Return the full material exactly.

Dataset excerpts
--------------------

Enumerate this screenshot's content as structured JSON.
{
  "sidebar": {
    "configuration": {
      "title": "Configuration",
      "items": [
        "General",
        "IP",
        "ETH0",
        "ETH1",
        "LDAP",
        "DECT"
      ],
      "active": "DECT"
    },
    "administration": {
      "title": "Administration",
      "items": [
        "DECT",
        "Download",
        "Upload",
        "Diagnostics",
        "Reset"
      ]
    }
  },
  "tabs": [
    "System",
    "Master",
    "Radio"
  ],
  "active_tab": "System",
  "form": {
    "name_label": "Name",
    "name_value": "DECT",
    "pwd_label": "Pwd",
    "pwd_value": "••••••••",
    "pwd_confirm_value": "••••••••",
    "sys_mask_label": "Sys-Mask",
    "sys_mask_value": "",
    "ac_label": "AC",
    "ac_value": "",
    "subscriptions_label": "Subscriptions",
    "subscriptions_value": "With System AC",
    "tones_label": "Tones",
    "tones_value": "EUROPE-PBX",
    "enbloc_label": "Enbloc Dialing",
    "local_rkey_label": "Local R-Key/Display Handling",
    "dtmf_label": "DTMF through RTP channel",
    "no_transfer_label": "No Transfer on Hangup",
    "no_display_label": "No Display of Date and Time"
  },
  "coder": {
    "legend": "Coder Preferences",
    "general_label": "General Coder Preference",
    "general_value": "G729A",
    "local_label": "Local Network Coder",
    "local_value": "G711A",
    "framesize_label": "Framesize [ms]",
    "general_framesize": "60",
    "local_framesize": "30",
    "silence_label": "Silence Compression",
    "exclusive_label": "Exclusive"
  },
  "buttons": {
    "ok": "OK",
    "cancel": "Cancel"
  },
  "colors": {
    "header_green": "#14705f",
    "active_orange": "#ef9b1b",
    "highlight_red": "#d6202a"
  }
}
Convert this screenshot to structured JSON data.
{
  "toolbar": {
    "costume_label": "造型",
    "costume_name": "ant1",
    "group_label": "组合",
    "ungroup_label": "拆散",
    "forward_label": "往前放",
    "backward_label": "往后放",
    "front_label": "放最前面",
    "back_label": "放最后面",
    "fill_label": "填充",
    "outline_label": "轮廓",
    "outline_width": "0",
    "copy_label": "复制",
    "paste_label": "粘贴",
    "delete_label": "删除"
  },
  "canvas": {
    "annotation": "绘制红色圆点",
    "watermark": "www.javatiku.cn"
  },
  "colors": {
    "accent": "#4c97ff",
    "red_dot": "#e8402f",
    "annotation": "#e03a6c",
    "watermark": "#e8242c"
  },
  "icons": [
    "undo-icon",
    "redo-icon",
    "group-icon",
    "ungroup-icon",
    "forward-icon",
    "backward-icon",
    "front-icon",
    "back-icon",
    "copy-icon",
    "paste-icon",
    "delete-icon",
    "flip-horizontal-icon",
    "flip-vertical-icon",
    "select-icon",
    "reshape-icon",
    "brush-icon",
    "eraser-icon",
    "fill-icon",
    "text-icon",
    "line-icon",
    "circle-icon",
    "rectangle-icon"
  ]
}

--------------------

### Response
Enumerate this screenshot's content as structured JSON.
{
  "sidebar": {
    "configuration": {
      "title": "Configuration",
      "items": [
        "General",
        "IP",
        "ETH0",
        "ETH1",
        "LDAP",
        "DECT"
      ],
      "active": "DECT"
    },
    "administration": {
      "title": "Administration",
      "items": [
        "DECT",
        "Download",
        "Upload",
        "Diagnostics",
        "Reset"
      ]
    }
  },
  "tabs": [
    "System",
    "Master",
    "Radio"
  ],
  "active_tab": "System",
  "form": {
    "name_label": "Name",
    "name_value": "DECT",
    "pwd_label": "Pwd",
    "pwd_value": "••••••••",
    "pwd_confirm_value": "••••••••",
    "sys_mask_label": "Sys-Mask",
    "sys_mask_value": "",
    "ac_label": "AC",
    "ac_value": "",
    "subscriptions_label": "Subscriptions",
    "subscriptions_value": "With System AC",
    "tones_label": "Tones",
    "tones_value": "EUROPE-PBX",
    "enbloc_label": "Enbloc Dialing",
    "local_rkey_label": "Local R-Key/Display Handling",
    "dtmf_label": "DTMF through RTP channel",
    "no_transfer_label": "No Transfer on Hangup",
    "no_display_label": "No Display of Date and Time"
  },
  "coder": {
    "legend": "Coder Preferences",
    "general_label": "General Coder Preference",
    "general_value": "G729A",
    "local_label": "Local Network Coder",
    "local_value": "G711A",
    "framesize_label": "Framesize [ms]",
    "general_framesize": "60",
    "local_framesize": "30",
    "silence_label": "Silence Compression",
    "exclusive_label": "Exclusive"
  },
  "buttons": {
    "ok": "OK",
    "cancel": "Cancel"
  },
  "colors": {
    "header_green": "#14705f",
    "active_orange": "#ef9b1b",
    "highlight_red": "#d6202a"
  }
}
Convert this screenshot to structured JSON data.
{
  "toolbar": {
    "costume_label": "造型",
    "costume_name": "ant1",
    "group_label": "组合",
    "ungroup_label": "拆散",
    "forward_label": "往前放",
    "backward_label": "往后放",
    "front_label": "放最前面",
    "back_label": "放最后面",
    "fill_label": "填充",
    "outline_label": "轮廓",
    "outline_width": "0",
    "copy_label": "复制",
    "paste_label": "粘贴",
    "delete_label": "删除"
  },
  "canvas": {
    "annotation": "绘制红色圆点",
    "watermark": "www.javatiku.cn"
  },
  "colors": {
    "accent": "#4c97ff",
    "red_dot": "#e8402f",
    "annotation": "#e03a6c",
    "watermark": "#e8242c"
  },
  "icons": [
    "undo-icon",
    "redo-icon",
    "group-icon",
    "ungroup-icon",
    "forward-icon",
    "backward-icon",
    "front-icon",
    "back-icon",
    "copy-icon",
    "paste-icon",
    "delete-icon",
    "flip-horizontal-icon",
    "flip-vertical-icon",
    "select-icon",
    "reshape-icon",
    "brush-icon",
    "eraser-icon",
    "fill-icon",
    "text-icon",
    "line-icon",
    "circle-icon",
    "rectangle-icon"
  ]
}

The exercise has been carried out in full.